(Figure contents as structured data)
★ ★ ★

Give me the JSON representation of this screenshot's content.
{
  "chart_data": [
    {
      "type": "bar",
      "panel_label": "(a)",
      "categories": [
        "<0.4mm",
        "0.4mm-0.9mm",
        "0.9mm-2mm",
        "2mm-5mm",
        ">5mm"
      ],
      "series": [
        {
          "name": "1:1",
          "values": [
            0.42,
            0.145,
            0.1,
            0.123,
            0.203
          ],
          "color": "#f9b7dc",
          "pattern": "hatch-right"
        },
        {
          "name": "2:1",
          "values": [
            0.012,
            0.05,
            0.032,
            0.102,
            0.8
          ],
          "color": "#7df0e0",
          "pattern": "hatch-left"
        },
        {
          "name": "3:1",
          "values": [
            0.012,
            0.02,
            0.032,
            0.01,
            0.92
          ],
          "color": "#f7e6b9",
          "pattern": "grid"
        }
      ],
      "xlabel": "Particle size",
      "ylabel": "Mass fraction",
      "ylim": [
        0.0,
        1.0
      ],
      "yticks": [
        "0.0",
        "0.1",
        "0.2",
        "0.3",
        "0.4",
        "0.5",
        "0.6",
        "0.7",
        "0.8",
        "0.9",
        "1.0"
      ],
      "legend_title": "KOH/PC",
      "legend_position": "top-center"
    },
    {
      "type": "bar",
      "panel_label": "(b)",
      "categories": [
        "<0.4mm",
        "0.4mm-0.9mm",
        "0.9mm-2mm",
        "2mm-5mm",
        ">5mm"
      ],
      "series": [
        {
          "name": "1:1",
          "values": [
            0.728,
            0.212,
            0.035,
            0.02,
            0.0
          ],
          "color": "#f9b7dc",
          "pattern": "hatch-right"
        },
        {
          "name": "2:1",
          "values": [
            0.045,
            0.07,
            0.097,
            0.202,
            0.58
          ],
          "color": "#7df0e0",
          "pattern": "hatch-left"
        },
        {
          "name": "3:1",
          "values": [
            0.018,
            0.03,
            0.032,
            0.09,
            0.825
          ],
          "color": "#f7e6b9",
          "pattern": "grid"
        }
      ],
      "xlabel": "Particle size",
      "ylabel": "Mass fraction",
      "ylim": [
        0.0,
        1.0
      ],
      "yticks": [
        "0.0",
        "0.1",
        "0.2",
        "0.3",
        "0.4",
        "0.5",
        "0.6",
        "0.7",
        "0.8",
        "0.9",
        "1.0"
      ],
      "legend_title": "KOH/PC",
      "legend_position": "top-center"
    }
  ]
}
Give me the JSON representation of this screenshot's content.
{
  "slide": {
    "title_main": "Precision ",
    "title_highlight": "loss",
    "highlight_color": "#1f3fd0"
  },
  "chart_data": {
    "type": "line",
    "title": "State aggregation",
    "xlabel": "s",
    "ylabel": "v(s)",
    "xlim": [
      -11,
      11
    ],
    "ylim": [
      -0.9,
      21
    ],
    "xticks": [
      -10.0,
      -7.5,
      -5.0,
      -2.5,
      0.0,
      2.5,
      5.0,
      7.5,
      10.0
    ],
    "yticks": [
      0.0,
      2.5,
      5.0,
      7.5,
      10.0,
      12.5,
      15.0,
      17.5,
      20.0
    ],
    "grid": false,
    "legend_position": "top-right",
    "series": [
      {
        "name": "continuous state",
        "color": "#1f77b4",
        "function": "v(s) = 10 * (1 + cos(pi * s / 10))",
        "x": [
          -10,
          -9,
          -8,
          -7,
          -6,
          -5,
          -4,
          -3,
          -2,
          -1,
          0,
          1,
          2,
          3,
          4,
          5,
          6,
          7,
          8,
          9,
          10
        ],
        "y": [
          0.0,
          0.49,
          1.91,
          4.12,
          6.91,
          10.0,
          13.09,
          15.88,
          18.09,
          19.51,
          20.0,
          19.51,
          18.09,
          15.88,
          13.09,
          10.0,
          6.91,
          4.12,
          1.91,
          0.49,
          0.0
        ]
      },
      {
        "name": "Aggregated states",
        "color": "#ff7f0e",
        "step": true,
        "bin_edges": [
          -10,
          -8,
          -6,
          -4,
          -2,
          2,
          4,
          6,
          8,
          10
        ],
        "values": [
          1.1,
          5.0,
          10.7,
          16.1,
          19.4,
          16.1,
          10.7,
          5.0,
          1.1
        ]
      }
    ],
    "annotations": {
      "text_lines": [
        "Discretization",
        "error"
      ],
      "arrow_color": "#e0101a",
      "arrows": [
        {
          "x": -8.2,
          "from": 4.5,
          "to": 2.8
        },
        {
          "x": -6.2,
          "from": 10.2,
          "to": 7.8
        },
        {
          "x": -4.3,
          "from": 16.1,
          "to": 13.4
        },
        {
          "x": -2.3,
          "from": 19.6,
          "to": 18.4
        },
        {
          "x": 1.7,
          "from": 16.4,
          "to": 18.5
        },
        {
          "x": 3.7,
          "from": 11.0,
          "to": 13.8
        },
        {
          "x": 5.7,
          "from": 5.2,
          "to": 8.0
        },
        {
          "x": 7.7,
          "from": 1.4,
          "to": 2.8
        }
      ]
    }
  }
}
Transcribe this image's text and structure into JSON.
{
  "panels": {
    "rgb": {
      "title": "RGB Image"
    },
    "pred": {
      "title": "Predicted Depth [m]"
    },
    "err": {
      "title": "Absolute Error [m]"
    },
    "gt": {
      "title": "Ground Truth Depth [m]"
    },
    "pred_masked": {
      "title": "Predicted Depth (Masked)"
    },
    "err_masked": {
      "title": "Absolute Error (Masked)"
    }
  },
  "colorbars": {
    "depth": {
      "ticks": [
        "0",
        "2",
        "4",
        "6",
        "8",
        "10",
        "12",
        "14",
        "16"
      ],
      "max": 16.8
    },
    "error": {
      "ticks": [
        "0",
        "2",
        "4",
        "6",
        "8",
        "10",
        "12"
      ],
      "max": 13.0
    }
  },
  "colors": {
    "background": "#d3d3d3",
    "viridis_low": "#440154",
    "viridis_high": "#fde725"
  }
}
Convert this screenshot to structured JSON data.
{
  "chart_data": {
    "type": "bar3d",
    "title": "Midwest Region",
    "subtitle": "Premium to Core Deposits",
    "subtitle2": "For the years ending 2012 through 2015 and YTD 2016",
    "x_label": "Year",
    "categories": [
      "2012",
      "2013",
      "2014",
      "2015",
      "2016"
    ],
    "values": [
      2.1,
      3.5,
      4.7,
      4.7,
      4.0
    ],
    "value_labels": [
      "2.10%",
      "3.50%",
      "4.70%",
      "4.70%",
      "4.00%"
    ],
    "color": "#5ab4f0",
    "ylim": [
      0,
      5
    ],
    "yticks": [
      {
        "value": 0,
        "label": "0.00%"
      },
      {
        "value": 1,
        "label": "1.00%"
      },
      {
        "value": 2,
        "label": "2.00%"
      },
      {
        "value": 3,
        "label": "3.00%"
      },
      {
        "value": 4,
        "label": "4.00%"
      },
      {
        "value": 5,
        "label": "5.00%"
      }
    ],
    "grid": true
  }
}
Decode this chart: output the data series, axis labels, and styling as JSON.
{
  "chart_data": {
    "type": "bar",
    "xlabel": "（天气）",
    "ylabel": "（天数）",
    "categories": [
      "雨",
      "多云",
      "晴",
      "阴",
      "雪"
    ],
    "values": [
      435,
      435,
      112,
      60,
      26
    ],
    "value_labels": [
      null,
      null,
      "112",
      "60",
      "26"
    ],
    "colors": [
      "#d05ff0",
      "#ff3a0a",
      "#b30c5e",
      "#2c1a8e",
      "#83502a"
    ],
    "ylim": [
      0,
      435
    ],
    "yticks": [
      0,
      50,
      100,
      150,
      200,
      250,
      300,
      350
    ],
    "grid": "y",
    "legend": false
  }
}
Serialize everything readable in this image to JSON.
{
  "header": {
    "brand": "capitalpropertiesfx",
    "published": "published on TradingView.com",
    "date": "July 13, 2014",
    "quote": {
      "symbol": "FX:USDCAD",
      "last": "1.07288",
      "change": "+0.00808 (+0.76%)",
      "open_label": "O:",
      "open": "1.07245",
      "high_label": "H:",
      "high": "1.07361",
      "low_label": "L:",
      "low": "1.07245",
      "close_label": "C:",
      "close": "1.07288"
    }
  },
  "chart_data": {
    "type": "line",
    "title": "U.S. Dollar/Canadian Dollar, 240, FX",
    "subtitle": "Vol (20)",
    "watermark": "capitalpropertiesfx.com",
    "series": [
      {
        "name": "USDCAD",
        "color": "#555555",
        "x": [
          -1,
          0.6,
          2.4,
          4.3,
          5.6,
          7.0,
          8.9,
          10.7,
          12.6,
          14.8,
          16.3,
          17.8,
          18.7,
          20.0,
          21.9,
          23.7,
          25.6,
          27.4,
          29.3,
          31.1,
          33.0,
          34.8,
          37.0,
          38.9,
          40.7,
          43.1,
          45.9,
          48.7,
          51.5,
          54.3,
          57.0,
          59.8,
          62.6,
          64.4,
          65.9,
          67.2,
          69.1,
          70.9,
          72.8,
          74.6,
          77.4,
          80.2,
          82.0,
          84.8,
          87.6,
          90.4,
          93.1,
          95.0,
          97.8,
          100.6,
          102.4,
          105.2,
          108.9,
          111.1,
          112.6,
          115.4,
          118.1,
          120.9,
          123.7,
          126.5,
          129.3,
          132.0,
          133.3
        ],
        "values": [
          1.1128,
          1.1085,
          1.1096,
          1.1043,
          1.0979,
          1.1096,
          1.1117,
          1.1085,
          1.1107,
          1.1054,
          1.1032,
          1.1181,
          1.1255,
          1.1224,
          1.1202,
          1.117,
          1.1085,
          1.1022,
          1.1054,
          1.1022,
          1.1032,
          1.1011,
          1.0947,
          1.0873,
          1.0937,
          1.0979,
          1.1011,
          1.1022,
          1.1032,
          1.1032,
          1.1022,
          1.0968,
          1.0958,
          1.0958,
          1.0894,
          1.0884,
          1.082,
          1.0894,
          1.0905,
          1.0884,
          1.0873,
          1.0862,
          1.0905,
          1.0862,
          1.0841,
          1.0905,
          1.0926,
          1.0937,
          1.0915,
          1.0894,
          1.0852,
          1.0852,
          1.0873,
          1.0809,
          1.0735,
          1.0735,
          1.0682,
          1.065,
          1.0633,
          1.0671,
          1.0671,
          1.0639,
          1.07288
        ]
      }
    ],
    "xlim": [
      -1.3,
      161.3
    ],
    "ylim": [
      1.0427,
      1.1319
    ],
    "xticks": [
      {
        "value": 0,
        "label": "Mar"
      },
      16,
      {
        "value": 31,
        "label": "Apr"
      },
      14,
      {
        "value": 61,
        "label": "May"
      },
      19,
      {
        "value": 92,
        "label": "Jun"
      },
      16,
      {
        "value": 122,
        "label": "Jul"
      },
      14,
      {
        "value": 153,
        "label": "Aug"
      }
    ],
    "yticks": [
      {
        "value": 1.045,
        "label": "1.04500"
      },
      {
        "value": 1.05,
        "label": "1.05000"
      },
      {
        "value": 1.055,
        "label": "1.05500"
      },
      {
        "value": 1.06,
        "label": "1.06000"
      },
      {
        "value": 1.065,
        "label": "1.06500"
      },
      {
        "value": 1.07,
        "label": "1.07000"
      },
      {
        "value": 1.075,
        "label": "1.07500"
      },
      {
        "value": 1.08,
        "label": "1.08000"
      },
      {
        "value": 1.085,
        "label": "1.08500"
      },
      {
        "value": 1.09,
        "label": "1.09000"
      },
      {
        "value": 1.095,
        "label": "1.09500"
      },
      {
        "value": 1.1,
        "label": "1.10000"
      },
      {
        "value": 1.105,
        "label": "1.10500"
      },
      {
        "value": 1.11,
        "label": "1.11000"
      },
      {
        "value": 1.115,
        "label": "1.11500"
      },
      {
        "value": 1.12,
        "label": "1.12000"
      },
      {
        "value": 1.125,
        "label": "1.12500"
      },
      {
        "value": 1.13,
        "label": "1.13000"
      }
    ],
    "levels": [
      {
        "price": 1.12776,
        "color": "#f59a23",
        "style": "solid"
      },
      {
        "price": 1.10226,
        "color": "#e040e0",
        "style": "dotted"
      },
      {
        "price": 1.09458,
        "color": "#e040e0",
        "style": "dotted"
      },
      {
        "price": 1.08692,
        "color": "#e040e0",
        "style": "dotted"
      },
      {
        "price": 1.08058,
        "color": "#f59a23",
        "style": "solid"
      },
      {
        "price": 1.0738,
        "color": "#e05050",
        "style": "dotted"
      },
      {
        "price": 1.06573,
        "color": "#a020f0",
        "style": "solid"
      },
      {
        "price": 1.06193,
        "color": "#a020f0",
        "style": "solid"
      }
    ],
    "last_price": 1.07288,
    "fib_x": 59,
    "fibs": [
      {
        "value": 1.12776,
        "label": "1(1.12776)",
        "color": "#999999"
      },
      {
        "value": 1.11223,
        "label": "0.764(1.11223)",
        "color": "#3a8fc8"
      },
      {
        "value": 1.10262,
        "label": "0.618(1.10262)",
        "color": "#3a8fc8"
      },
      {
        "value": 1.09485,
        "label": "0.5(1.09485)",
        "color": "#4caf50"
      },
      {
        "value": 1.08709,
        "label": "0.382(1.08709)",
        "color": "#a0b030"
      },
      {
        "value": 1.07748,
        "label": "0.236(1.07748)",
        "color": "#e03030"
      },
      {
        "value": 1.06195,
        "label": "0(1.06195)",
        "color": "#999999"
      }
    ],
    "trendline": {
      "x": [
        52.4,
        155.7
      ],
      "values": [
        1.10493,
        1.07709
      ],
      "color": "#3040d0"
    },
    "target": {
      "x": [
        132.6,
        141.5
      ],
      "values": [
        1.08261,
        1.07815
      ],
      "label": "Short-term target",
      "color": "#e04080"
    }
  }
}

★ ★ ★

Copy out all lines where the word "ylabel" appears.

      "ylabel": "Mass fraction",
      "ylabel": "Mass fraction",
    "ylabel": "v(s)",
    "ylabel": "（天数）",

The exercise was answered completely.